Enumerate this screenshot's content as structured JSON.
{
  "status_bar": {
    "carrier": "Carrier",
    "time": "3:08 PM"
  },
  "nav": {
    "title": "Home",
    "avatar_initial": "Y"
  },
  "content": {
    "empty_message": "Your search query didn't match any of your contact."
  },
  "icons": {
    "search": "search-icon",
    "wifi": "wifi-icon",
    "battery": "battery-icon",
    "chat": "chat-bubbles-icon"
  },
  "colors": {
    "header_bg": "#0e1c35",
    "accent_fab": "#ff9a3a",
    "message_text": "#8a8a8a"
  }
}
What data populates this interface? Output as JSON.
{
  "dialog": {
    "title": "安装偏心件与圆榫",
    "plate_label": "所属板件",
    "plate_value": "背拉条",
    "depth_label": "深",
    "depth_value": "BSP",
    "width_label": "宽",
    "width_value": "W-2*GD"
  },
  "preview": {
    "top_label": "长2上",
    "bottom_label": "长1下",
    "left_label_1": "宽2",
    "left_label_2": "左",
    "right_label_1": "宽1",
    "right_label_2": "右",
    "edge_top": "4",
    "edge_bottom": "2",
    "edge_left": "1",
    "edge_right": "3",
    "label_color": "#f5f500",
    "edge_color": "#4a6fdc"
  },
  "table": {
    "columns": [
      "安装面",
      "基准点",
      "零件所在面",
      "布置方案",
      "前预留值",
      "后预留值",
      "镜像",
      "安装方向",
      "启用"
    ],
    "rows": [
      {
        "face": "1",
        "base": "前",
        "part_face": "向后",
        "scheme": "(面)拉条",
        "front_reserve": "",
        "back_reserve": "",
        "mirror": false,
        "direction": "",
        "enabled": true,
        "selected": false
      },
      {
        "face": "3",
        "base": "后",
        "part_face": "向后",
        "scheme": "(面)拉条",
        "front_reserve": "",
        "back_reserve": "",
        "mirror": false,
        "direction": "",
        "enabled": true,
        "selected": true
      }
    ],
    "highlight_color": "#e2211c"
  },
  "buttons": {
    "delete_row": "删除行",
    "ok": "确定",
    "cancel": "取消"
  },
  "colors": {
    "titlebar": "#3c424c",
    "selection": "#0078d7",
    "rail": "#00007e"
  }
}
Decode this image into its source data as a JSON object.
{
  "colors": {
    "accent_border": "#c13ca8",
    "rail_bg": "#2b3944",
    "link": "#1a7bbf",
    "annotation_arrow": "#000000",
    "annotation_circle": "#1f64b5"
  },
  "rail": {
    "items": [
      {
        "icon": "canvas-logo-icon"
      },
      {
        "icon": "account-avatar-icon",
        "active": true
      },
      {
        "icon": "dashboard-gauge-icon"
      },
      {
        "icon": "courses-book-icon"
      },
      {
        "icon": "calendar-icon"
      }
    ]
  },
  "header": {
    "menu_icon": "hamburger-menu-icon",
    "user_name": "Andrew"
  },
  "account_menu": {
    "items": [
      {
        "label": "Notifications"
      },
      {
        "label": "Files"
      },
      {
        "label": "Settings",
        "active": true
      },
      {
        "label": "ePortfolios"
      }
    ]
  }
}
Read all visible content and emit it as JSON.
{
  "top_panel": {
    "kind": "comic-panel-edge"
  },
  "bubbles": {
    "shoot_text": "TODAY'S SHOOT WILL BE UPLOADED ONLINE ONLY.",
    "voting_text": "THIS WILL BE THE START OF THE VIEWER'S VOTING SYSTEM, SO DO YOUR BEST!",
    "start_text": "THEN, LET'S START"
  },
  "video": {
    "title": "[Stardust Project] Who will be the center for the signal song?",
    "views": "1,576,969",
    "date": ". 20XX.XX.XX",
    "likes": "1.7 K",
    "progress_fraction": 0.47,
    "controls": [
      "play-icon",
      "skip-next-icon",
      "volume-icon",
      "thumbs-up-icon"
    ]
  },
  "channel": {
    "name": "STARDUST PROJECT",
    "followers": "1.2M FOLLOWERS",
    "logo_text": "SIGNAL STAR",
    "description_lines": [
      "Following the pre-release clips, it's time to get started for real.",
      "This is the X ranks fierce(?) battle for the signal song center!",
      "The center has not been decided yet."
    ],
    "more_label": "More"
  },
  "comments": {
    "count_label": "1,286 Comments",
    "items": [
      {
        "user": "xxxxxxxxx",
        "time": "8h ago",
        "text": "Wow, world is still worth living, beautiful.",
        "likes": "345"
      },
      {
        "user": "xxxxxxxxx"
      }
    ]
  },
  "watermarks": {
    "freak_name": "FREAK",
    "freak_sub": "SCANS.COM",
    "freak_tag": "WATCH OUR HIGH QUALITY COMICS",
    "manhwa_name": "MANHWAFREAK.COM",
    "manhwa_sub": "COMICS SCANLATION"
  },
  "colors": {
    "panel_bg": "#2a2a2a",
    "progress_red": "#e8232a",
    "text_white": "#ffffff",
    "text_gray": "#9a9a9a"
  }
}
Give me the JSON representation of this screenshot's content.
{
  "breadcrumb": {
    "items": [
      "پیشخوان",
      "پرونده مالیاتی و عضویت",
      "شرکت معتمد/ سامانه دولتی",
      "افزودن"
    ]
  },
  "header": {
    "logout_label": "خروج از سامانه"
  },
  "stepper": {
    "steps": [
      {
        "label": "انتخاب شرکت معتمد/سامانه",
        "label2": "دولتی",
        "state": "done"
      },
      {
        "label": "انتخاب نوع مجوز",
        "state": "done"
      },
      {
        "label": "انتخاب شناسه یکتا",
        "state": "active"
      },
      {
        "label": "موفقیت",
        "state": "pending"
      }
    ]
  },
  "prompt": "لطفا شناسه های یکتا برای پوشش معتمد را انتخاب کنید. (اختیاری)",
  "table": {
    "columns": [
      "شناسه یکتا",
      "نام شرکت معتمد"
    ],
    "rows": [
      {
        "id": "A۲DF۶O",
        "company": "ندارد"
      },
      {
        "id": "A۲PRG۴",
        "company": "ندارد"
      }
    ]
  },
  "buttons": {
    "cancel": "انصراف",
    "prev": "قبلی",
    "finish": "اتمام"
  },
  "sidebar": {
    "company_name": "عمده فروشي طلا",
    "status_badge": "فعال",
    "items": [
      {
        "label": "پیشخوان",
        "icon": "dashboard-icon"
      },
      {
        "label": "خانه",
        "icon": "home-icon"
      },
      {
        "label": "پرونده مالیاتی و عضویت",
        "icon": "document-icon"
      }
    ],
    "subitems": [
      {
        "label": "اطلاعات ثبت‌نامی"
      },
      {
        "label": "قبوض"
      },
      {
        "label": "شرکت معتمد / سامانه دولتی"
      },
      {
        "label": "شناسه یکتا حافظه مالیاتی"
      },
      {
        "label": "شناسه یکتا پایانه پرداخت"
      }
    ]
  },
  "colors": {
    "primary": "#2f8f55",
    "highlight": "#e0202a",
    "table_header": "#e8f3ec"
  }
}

•••••

Work required »
Copy down the material exactly as written.

Full output »
Enumerate this screenshot's content as structured JSON.
{
  "status_bar": {
    "carrier": "Carrier",
    "time": "3:08 PM"
  },
  "nav": {
    "title": "Home",
    "avatar_initial": "Y"
  },
  "content": {
    "empty_message": "Your search query didn't match any of your contact."
  },
  "icons": {
    "search": "search-icon",
    "wifi": "wifi-icon",
    "battery": "battery-icon",
    "chat": "chat-bubbles-icon"
  },
  "colors": {
    "header_bg": "#0e1c35",
    "accent_fab": "#ff9a3a",
    "message_text": "#8a8a8a"
  }
}
What data populates this interface? Output as JSON.
{
  "dialog": {
    "title": "安装偏心件与圆榫",
    "plate_label": "所属板件",
    "plate_value": "背拉条",
    "depth_label": "深",
    "depth_value": "BSP",
    "width_label": "宽",
    "width_value": "W-2*GD"
  },
  "preview": {
    "top_label": "长2上",
    "bottom_label": "长1下",
    "left_label_1": "宽2",
    "left_label_2": "左",
    "right_label_1": "宽1",
    "right_label_2": "右",
    "edge_top": "4",
    "edge_bottom": "2",
    "edge_left": "1",
    "edge_right": "3",
    "label_color": "#f5f500",
    "edge_color": "#4a6fdc"
  },
  "table": {
    "columns": [
      "安装面",
      "基准点",
      "零件所在面",
      "布置方案",
      "前预留值",
      "后预留值",
      "镜像",
      "安装方向",
      "启用"
    ],
    "rows": [
      {
        "face": "1",
        "base": "前",
        "part_face": "向后",
        "scheme": "(面)拉条",
        "front_reserve": "",
        "back_reserve": "",
        "mirror": false,
        "direction": "",
        "enabled": true,
        "selected": false
      },
      {
        "face": "3",
        "base": "后",
        "part_face": "向后",
        "scheme": "(面)拉条",
        "front_reserve": "",
        "back_reserve": "",
        "mirror": false,
        "direction": "",
        "enabled": true,
        "selected": true
      }
    ],
    "highlight_color": "#e2211c"
  },
  "buttons": {
    "delete_row": "删除行",
    "ok": "确定",
    "cancel": "取消"
  },
  "colors": {
    "titlebar": "#3c424c",
    "selection": "#0078d7",
    "rail": "#00007e"
  }
}
Decode this image into its source data as a JSON object.
{
  "colors": {
    "accent_border": "#c13ca8",
    "rail_bg": "#2b3944",
    "link": "#1a7bbf",
    "annotation_arrow": "#000000",
    "annotation_circle": "#1f64b5"
  },
  "rail": {
    "items": [
      {
        "icon": "canvas-logo-icon"
      },
      {
        "icon": "account-avatar-icon",
        "active": true
      },
      {
        "icon": "dashboard-gauge-icon"
      },
      {
        "icon": "courses-book-icon"
      },
      {
        "icon": "calendar-icon"
      }
    ]
  },
  "header": {
    "menu_icon": "hamburger-menu-icon",
    "user_name": "Andrew"
  },
  "account_menu": {
    "items": [
      {
        "label": "Notifications"
      },
      {
        "label": "Files"
      },
      {
        "label": "Settings",
        "active": true
      },
      {
        "label": "ePortfolios"
      }
    ]
  }
}
Read all visible content and emit it as JSON.
{
  "top_panel": {
    "kind": "comic-panel-edge"
  },
  "bubbles": {
    "shoot_text": "TODAY'S SHOOT WILL BE UPLOADED ONLINE ONLY.",
    "voting_text": "THIS WILL BE THE START OF THE VIEWER'S VOTING SYSTEM, SO DO YOUR BEST!",
    "start_text": "THEN, LET'S START"
  },
  "video": {
    "title": "[Stardust Project] Who will be the center for the signal song?",
    "views": "1,576,969",
    "date": ". 20XX.XX.XX",
    "likes": "1.7 K",
    "progress_fraction": 0.47,
    "controls": [
      "play-icon",
      "skip-next-icon",
      "volume-icon",
      "thumbs-up-icon"
    ]
  },
  "channel": {
    "name": "STARDUST PROJECT",
    "followers": "1.2M FOLLOWERS",
    "logo_text": "SIGNAL STAR",
    "description_lines": [
      "Following the pre-release clips, it's time to get started for real.",
      "This is the X ranks fierce(?) battle for the signal song center!",
      "The center has not been decided yet."
    ],
    "more_label": "More"
  },
  "comments": {
    "count_label": "1,286 Comments",
    "items": [
      {
        "user": "xxxxxxxxx",
        "time": "8h ago",
        "text": "Wow, world is still worth living, beautiful.",
        "likes": "345"
      },
      {
        "user": "xxxxxxxxx"
      }
    ]
  },
  "watermarks": {
    "freak_name": "FREAK",
    "freak_sub": "SCANS.COM",
    "freak_tag": "WATCH OUR HIGH QUALITY COMICS",
    "manhwa_name": "MANHWAFREAK.COM",
    "manhwa_sub": "COMICS SCANLATION"
  },
  "colors": {
    "panel_bg": "#2a2a2a",
    "progress_red": "#e8232a",
    "text_white": "#ffffff",
    "text_gray": "#9a9a9a"
  }
}
Give me the JSON representation of this screenshot's content.
{
  "breadcrumb": {
    "items": [
      "پیشخوان",
      "پرونده مالیاتی و عضویت",
      "شرکت معتمد/ سامانه دولتی",
      "افزودن"
    ]
  },
  "header": {
    "logout_label": "خروج از سامانه"
  },
  "stepper": {
    "steps": [
      {
        "label": "انتخاب شرکت معتمد/سامانه",
        "label2": "دولتی",
        "state": "done"
      },
      {
        "label": "انتخاب نوع مجوز",
        "state": "done"
      },
      {
        "label": "انتخاب شناسه یکتا",
        "state": "active"
      },
      {
        "label": "موفقیت",
        "state": "pending"
      }
    ]
  },
  "prompt": "لطفا شناسه های یکتا برای پوشش معتمد را انتخاب کنید. (اختیاری)",
  "table": {
    "columns": [
      "شناسه یکتا",
      "نام شرکت معتمد"
    ],
    "rows": [
      {
        "id": "A۲DF۶O",
        "company": "ندارد"
      },
      {
        "id": "A۲PRG۴",
        "company": "ندارد"
      }
    ]
  },
  "buttons": {
    "cancel": "انصراف",
    "prev": "قبلی",
    "finish": "اتمام"
  },
  "sidebar": {
    "company_name": "عمده فروشي طلا",
    "status_badge": "فعال",
    "items": [
      {
        "label": "پیشخوان",
        "icon": "dashboard-icon"
      },
      {
        "label": "خانه",
        "icon": "home-icon"
      },
      {
        "label": "پرونده مالیاتی و عضویت",
        "icon": "document-icon"
      }
    ],
    "subitems": [
      {
        "label": "اطلاعات ثبت‌نامی"
      },
      {
        "label": "قبوض"
      },
      {
        "label": "شرکت معتمد / سامانه دولتی"
      },
      {
        "label": "شناسه یکتا حافظه مالیاتی"
      },
      {
        "label": "شناسه یکتا پایانه پرداخت"
      }
    ]
  },
  "colors": {
    "primary": "#2f8f55",
    "highlight": "#e0202a",
    "table_header": "#e8f3ec"
  }
}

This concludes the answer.